• **Data**
● ● ●

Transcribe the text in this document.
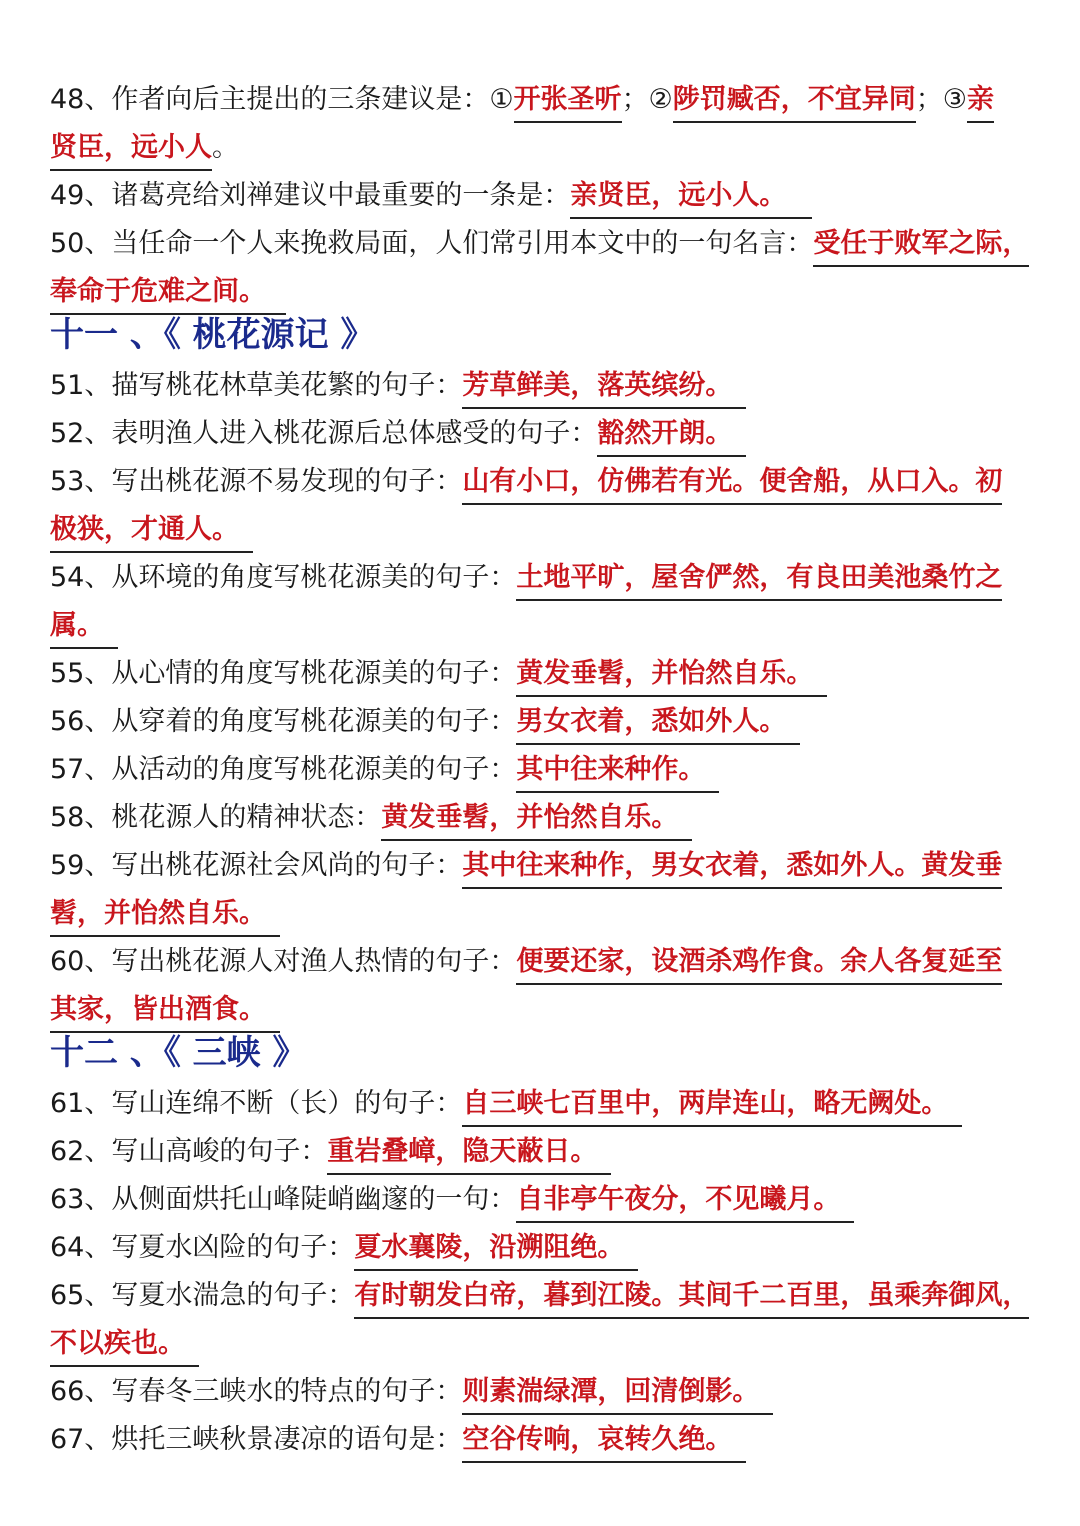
48、作者向后主提出的三条建议是：①开张圣听；②陟罚臧否，不宜异同；③亲
贤臣，远小人。
49、诸葛亮给刘禅建议中最重要的一条是：亲贤臣，远小人。
50、当任命一个人来挽救局面，人们常引用本文中的一句名言：受任于败军之际，
奉命于危难之间。
十一 、《 桃花源记 》
51、描写桃花林草美花繁的句子：芳草鲜美，落英缤纷。
52、表明渔人进入桃花源后总体感受的句子：豁然开朗。
53、写出桃花源不易发现的句子：山有小口，仿佛若有光。便舍船，从口入。初
极狭，才通人。
54、从环境的角度写桃花源美的句子：土地平旷，屋舍俨然，有良田美池桑竹之
属。
55、从心情的角度写桃花源美的句子：黄发垂髫，并怡然自乐。
56、从穿着的角度写桃花源美的句子：男女衣着，悉如外人。
57、从活动的角度写桃花源美的句子：其中往来种作。
58、桃花源人的精神状态：黄发垂髫，并怡然自乐。
59、写出桃花源社会风尚的句子：其中往来种作，男女衣着，悉如外人。黄发垂
髫，并怡然自乐。
60、写出桃花源人对渔人热情的句子：便要还家，设酒杀鸡作食。余人各复延至
其家，皆出酒食。
十二 、《 三峡 》
61、写山连绵不断（长）的句子：自三峡七百里中，两岸连山，略无阙处。
62、写山高峻的句子：重岩叠嶂，隐天蔽日。
63、从侧面烘托山峰陡峭幽邃的一句：自非亭午夜分，不见曦月。
64、写夏水凶险的句子：夏水襄陵，沿溯阻绝。
65、写夏水湍急的句子：有时朝发白帝，暮到江陵。其间千二百里，虽乘奔御风，
不以疾也。
66、写春冬三峡水的特点的句子：则素湍绿潭，回清倒影。
67、烘托三峡秋景凄凉的语句是：空谷传响，哀转久绝。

● ● ●

• **Goal**
Copy the listing exactly. Any image in it stays out of the copy.

• **Full response**
Transcribe the text in this document.
48、作者向后主提出的三条建议是：①开张圣听；②陟罚臧否，不宜异同；③亲
贤臣，远小人。
49、诸葛亮给刘禅建议中最重要的一条是：亲贤臣，远小人。
50、当任命一个人来挽救局面，人们常引用本文中的一句名言：受任于败军之际，
奉命于危难之间。
十一 、《 桃花源记 》
51、描写桃花林草美花繁的句子：芳草鲜美，落英缤纷。
52、表明渔人进入桃花源后总体感受的句子：豁然开朗。
53、写出桃花源不易发现的句子：山有小口，仿佛若有光。便舍船，从口入。初
极狭，才通人。
54、从环境的角度写桃花源美的句子：土地平旷，屋舍俨然，有良田美池桑竹之
属。
55、从心情的角度写桃花源美的句子：黄发垂髫，并怡然自乐。
56、从穿着的角度写桃花源美的句子：男女衣着，悉如外人。
57、从活动的角度写桃花源美的句子：其中往来种作。
58、桃花源人的精神状态：黄发垂髫，并怡然自乐。
59、写出桃花源社会风尚的句子：其中往来种作，男女衣着，悉如外人。黄发垂
髫，并怡然自乐。
60、写出桃花源人对渔人热情的句子：便要还家，设酒杀鸡作食。余人各复延至
其家，皆出酒食。
十二 、《 三峡 》
61、写山连绵不断（长）的句子：自三峡七百里中，两岸连山，略无阙处。
62、写山高峻的句子：重岩叠嶂，隐天蔽日。
63、从侧面烘托山峰陡峭幽邃的一句：自非亭午夜分，不见曦月。
64、写夏水凶险的句子：夏水襄陵，沿溯阻绝。
65、写夏水湍急的句子：有时朝发白帝，暮到江陵。其间千二百里，虽乘奔御风，
不以疾也。
66、写春冬三峡水的特点的句子：则素湍绿潭，回清倒影。
67、烘托三峡秋景凄凉的语句是：空谷传响，哀转久绝。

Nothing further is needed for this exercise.